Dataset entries

----

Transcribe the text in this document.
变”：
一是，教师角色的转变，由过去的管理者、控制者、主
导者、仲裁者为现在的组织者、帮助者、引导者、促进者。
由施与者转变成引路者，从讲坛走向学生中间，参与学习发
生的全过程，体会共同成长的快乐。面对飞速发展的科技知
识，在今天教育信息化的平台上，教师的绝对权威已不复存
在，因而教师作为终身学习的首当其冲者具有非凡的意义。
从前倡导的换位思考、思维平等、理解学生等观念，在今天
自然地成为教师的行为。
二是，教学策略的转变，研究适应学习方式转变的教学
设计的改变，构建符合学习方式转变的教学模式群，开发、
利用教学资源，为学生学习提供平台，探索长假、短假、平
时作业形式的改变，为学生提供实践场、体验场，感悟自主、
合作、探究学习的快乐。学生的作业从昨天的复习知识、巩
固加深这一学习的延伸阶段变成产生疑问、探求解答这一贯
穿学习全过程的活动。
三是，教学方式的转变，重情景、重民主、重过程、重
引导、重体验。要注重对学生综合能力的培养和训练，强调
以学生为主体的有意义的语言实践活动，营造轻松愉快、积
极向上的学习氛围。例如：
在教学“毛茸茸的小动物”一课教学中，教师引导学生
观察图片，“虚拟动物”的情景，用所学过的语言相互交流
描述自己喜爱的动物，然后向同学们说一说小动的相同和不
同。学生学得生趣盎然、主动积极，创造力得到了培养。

----

[What is required] Repeat the lines above exactly.

[Response to the exercise]
Transcribe the text in this document.
变”：
一是，教师角色的转变，由过去的管理者、控制者、主
导者、仲裁者为现在的组织者、帮助者、引导者、促进者。
由施与者转变成引路者，从讲坛走向学生中间，参与学习发
生的全过程，体会共同成长的快乐。面对飞速发展的科技知
识，在今天教育信息化的平台上，教师的绝对权威已不复存
在，因而教师作为终身学习的首当其冲者具有非凡的意义。
从前倡导的换位思考、思维平等、理解学生等观念，在今天
自然地成为教师的行为。
二是，教学策略的转变，研究适应学习方式转变的教学
设计的改变，构建符合学习方式转变的教学模式群，开发、
利用教学资源，为学生学习提供平台，探索长假、短假、平
时作业形式的改变，为学生提供实践场、体验场，感悟自主、
合作、探究学习的快乐。学生的作业从昨天的复习知识、巩
固加深这一学习的延伸阶段变成产生疑问、探求解答这一贯
穿学习全过程的活动。
三是，教学方式的转变，重情景、重民主、重过程、重
引导、重体验。要注重对学生综合能力的培养和训练，强调
以学生为主体的有意义的语言实践活动，营造轻松愉快、积
极向上的学习氛围。例如：
在教学“毛茸茸的小动物”一课教学中，教师引导学生
观察图片，“虚拟动物”的情景，用所学过的语言相互交流
描述自己喜爱的动物，然后向同学们说一说小动的相同和不
同。学生学得生趣盎然、主动积极，创造力得到了培养。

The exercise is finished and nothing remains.